> **Problem requirements**: Repeat the entire listing exactly as written.
── Given data ──
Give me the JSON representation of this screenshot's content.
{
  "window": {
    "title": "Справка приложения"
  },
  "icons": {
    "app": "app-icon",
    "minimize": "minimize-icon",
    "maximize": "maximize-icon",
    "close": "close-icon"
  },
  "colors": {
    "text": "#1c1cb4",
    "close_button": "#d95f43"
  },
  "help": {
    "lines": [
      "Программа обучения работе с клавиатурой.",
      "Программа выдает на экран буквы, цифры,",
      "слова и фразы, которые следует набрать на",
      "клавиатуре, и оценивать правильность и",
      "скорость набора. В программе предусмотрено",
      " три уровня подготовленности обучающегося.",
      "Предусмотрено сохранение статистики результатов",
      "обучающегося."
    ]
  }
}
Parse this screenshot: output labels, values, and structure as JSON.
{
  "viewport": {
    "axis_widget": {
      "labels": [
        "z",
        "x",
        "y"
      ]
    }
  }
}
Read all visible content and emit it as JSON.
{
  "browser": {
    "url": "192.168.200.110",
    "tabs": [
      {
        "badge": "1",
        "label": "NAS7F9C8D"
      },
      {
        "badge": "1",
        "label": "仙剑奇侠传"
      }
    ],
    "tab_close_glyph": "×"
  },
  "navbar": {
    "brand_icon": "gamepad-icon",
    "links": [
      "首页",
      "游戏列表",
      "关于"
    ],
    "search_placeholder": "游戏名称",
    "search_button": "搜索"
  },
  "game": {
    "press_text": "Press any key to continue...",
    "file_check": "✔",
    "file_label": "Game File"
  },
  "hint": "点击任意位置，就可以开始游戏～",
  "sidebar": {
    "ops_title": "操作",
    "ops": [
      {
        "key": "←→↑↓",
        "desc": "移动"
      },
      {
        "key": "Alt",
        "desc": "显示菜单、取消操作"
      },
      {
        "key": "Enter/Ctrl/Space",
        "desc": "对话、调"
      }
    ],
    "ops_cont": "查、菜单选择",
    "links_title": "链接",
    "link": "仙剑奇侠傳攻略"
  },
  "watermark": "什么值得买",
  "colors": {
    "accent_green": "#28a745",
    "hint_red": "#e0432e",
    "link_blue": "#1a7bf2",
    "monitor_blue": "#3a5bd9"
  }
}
───
> **Output of the task**:
Give me the JSON representation of this screenshot's content.
{
  "window": {
    "title": "Справка приложения"
  },
  "icons": {
    "app": "app-icon",
    "minimize": "minimize-icon",
    "maximize": "maximize-icon",
    "close": "close-icon"
  },
  "colors": {
    "text": "#1c1cb4",
    "close_button": "#d95f43"
  },
  "help": {
    "lines": [
      "Программа обучения работе с клавиатурой.",
      "Программа выдает на экран буквы, цифры,",
      "слова и фразы, которые следует набрать на",
      "клавиатуре, и оценивать правильность и",
      "скорость набора. В программе предусмотрено",
      " три уровня подготовленности обучающегося.",
      "Предусмотрено сохранение статистики результатов",
      "обучающегося."
    ]
  }
}
Parse this screenshot: output labels, values, and structure as JSON.
{
  "viewport": {
    "axis_widget": {
      "labels": [
        "z",
        "x",
        "y"
      ]
    }
  }
}
Read all visible content and emit it as JSON.
{
  "browser": {
    "url": "192.168.200.110",
    "tabs": [
      {
        "badge": "1",
        "label": "NAS7F9C8D"
      },
      {
        "badge": "1",
        "label": "仙剑奇侠传"
      }
    ],
    "tab_close_glyph": "×"
  },
  "navbar": {
    "brand_icon": "gamepad-icon",
    "links": [
      "首页",
      "游戏列表",
      "关于"
    ],
    "search_placeholder": "游戏名称",
    "search_button": "搜索"
  },
  "game": {
    "press_text": "Press any key to continue...",
    "file_check": "✔",
    "file_label": "Game File"
  },
  "hint": "点击任意位置，就可以开始游戏～",
  "sidebar": {
    "ops_title": "操作",
    "ops": [
      {
        "key": "←→↑↓",
        "desc": "移动"
      },
      {
        "key": "Alt",
        "desc": "显示菜单、取消操作"
      },
      {
        "key": "Enter/Ctrl/Space",
        "desc": "对话、调"
      }
    ],
    "ops_cont": "查、菜单选择",
    "links_title": "链接",
    "link": "仙剑奇侠傳攻略"
  },
  "watermark": "什么值得买",
  "colors": {
    "accent_green": "#28a745",
    "hint_red": "#e0432e",
    "link_blue": "#1a7bf2",
    "monitor_blue": "#3a5bd9"
  }
}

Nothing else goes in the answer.